**The task**:
Identify the lines in the data below that contain "sådana" and give only how many there are.

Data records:
···

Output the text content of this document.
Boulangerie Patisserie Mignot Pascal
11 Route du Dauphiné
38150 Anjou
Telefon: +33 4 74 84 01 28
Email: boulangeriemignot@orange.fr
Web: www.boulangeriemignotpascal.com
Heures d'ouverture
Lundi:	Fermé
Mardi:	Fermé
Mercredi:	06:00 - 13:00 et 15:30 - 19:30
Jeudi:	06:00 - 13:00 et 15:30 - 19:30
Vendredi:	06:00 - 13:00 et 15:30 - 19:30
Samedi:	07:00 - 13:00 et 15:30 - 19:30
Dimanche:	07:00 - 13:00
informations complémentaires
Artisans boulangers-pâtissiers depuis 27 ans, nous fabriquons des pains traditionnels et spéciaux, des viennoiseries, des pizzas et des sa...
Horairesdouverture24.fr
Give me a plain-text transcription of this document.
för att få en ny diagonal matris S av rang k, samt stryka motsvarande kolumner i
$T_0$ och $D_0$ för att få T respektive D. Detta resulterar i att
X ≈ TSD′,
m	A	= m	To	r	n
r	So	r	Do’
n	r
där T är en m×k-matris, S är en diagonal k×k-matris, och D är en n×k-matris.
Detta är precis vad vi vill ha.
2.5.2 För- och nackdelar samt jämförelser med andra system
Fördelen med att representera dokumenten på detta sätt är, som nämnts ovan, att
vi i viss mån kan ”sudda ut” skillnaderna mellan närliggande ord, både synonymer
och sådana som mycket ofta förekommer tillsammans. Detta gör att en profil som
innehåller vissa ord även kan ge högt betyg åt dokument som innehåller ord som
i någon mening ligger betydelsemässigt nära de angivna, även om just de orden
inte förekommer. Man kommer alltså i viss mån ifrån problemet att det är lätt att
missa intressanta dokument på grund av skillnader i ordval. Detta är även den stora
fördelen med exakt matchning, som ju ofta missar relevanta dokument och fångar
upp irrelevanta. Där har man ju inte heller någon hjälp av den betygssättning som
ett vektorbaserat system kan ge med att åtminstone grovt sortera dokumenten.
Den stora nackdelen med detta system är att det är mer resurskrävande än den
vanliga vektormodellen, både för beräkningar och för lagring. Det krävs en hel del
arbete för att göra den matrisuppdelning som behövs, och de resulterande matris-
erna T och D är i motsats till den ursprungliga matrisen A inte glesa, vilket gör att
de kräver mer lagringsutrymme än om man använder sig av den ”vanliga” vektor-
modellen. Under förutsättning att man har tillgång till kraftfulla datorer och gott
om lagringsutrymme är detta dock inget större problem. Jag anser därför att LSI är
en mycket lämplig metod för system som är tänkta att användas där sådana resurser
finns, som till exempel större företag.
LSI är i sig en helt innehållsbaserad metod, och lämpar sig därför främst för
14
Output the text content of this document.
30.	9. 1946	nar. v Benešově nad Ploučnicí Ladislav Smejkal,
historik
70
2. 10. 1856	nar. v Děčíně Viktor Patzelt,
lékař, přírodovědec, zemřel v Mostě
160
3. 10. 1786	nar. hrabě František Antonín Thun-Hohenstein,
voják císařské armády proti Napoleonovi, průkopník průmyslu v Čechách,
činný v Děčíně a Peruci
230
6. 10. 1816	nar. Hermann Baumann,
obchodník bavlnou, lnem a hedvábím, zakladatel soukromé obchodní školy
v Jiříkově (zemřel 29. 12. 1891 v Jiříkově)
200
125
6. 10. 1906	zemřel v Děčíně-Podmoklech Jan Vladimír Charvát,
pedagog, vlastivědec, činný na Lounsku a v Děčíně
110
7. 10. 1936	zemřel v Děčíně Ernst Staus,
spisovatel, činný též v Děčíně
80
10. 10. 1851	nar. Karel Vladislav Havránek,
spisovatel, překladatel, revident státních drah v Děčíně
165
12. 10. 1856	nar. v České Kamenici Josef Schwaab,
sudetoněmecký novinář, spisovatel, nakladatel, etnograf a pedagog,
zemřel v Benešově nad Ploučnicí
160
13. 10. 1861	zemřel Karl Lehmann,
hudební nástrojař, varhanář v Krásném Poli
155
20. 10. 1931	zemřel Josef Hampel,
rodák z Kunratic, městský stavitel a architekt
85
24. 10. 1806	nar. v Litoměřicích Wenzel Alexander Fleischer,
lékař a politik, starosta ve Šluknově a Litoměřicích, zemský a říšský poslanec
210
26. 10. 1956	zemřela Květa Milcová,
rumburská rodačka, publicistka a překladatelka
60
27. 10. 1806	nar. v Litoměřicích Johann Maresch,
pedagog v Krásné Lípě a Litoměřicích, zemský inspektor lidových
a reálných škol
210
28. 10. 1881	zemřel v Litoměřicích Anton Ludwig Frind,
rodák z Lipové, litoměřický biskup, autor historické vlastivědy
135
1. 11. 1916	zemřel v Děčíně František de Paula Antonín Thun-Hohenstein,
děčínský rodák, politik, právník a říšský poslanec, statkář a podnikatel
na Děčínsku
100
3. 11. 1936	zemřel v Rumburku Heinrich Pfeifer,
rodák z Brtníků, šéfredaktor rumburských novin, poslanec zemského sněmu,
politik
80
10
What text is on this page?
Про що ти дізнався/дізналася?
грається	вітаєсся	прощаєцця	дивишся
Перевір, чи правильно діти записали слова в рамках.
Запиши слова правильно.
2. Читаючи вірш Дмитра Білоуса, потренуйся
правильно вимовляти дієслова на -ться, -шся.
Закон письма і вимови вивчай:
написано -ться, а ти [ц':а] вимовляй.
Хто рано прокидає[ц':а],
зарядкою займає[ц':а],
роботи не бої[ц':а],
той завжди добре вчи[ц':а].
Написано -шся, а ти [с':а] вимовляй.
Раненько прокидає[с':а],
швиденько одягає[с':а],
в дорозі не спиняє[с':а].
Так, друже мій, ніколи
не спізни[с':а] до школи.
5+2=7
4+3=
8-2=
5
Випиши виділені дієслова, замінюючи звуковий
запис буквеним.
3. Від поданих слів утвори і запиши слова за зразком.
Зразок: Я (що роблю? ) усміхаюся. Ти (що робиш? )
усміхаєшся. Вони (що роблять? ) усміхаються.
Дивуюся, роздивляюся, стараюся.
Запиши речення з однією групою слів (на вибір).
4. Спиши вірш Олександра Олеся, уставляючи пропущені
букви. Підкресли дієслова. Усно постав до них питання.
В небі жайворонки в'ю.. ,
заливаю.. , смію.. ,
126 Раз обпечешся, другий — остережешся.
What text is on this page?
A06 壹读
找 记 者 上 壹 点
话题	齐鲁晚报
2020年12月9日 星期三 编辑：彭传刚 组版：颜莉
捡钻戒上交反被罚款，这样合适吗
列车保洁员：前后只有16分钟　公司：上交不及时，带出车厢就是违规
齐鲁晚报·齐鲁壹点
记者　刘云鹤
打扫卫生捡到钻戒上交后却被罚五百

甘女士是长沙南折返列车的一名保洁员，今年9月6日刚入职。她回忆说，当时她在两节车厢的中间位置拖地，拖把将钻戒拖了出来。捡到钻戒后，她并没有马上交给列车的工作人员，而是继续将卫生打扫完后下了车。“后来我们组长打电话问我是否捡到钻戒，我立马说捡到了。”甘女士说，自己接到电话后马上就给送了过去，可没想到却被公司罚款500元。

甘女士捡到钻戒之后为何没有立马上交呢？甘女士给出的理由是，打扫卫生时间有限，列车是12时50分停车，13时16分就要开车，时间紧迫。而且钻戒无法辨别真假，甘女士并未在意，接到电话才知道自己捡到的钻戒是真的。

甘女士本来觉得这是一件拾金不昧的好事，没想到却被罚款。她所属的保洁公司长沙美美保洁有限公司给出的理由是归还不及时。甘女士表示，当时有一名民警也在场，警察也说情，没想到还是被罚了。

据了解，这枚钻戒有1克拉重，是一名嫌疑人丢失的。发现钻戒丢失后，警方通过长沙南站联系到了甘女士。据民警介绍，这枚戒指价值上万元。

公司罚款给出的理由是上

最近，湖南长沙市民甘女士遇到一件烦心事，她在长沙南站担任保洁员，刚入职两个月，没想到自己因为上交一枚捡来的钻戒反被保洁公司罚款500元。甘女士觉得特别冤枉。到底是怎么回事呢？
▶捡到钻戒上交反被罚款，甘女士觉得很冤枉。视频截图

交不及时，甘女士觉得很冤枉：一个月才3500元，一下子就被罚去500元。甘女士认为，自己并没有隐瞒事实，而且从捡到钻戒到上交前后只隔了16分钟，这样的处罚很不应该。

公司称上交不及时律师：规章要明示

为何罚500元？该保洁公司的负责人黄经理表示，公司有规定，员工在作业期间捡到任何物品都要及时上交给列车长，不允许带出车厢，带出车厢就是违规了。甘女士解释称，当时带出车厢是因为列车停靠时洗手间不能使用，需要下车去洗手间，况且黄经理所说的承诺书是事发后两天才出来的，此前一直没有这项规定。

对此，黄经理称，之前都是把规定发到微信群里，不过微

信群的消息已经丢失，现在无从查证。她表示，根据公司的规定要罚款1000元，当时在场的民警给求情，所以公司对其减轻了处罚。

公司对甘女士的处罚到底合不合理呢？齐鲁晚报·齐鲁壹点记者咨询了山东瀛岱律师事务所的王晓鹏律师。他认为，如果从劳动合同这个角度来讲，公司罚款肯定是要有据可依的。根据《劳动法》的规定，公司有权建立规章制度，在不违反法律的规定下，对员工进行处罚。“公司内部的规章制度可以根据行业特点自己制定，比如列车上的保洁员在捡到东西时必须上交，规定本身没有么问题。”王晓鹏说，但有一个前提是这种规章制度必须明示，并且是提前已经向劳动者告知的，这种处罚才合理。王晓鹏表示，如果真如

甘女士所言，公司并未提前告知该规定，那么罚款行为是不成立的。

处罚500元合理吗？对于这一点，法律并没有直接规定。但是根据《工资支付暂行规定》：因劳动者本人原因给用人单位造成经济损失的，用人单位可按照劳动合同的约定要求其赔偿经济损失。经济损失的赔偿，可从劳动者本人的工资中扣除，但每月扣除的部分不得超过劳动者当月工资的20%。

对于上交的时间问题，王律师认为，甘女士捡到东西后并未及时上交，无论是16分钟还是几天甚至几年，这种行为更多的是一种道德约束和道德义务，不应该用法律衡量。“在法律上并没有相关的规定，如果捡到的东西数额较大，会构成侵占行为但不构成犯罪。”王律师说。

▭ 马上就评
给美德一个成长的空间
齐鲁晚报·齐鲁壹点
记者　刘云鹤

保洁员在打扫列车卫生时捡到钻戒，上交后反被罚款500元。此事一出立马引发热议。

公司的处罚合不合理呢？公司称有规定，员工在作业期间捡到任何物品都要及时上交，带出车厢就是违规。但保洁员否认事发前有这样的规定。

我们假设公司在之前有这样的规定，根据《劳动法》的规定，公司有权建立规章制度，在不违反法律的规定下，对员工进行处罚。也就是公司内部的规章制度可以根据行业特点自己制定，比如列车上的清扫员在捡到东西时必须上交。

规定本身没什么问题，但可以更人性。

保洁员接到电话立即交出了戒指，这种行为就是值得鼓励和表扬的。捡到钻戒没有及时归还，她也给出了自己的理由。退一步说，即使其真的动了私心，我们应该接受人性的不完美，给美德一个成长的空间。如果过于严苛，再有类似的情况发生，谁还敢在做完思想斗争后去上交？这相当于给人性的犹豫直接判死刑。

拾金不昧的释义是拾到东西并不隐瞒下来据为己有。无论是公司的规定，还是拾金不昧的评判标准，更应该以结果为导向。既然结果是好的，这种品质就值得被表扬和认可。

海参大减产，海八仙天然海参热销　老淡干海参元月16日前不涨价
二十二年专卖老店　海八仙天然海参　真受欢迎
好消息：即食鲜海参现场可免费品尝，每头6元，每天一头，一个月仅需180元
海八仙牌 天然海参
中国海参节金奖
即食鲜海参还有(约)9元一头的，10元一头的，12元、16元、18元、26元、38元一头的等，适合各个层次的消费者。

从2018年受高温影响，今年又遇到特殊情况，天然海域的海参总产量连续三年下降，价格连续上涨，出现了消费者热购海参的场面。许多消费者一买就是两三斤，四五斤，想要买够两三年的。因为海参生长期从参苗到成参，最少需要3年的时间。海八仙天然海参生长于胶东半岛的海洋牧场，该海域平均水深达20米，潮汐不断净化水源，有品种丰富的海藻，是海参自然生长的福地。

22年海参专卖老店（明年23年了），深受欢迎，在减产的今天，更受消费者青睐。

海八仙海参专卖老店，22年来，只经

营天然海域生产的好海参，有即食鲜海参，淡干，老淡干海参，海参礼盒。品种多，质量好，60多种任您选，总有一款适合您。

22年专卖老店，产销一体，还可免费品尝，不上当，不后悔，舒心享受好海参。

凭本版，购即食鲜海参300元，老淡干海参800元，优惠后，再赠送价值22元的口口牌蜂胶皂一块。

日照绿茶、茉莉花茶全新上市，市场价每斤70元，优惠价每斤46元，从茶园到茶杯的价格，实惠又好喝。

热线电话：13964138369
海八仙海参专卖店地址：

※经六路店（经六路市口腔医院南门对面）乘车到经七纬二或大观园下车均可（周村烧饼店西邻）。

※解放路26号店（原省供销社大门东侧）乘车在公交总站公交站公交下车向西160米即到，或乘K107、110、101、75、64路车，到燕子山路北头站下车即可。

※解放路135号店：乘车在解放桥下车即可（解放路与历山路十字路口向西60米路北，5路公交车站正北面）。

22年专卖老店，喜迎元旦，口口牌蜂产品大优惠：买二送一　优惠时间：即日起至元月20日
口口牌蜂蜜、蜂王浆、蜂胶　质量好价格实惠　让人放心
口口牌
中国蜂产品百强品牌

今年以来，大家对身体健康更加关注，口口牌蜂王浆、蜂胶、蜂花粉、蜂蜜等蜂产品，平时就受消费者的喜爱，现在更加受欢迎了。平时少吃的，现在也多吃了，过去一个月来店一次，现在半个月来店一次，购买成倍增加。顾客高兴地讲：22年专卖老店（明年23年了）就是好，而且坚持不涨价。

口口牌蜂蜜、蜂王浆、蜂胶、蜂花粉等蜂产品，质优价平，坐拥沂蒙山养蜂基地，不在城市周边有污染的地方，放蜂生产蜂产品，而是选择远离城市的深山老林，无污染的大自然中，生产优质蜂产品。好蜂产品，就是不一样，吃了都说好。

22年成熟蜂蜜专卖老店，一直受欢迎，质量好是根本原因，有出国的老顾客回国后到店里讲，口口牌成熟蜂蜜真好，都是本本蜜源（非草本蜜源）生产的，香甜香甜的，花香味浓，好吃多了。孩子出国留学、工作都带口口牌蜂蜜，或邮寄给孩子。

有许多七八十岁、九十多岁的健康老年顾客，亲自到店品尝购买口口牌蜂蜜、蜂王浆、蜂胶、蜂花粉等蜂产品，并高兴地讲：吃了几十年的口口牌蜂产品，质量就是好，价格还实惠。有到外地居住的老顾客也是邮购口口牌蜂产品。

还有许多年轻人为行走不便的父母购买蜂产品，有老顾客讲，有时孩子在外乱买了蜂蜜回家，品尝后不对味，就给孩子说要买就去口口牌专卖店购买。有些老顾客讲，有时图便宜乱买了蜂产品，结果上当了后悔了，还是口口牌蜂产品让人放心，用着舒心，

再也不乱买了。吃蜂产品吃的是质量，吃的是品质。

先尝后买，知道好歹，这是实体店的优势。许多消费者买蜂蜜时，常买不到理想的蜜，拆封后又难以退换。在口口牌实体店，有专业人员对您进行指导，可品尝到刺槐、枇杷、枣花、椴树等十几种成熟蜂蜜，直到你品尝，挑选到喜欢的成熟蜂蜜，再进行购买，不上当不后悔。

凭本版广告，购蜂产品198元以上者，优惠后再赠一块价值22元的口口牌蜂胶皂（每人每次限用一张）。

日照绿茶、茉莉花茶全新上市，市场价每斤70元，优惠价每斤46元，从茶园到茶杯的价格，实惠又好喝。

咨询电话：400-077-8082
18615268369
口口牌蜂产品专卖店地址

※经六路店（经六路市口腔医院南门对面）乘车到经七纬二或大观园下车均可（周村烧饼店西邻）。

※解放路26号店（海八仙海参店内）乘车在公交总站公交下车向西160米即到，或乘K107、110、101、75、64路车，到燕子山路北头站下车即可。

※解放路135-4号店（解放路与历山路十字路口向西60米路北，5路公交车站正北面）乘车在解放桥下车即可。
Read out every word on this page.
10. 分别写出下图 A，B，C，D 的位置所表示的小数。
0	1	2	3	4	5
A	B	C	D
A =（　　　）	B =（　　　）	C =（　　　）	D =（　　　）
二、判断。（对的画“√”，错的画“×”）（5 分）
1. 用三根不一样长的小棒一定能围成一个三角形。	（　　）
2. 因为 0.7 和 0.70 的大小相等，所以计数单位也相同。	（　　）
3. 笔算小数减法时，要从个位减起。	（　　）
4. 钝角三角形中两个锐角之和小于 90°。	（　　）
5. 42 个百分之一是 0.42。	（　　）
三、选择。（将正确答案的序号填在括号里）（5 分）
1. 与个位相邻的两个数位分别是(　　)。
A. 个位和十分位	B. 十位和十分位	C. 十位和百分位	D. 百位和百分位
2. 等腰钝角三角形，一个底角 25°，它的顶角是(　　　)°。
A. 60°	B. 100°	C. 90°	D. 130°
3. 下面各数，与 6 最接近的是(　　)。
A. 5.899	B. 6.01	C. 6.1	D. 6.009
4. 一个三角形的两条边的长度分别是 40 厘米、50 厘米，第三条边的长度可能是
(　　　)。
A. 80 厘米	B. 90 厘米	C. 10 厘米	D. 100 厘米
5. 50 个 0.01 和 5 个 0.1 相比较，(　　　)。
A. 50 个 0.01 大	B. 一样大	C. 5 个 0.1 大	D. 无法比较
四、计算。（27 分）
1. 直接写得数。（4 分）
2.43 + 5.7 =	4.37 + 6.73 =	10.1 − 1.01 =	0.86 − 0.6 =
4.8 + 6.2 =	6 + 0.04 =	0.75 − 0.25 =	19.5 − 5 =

···

**Problem solution**:
2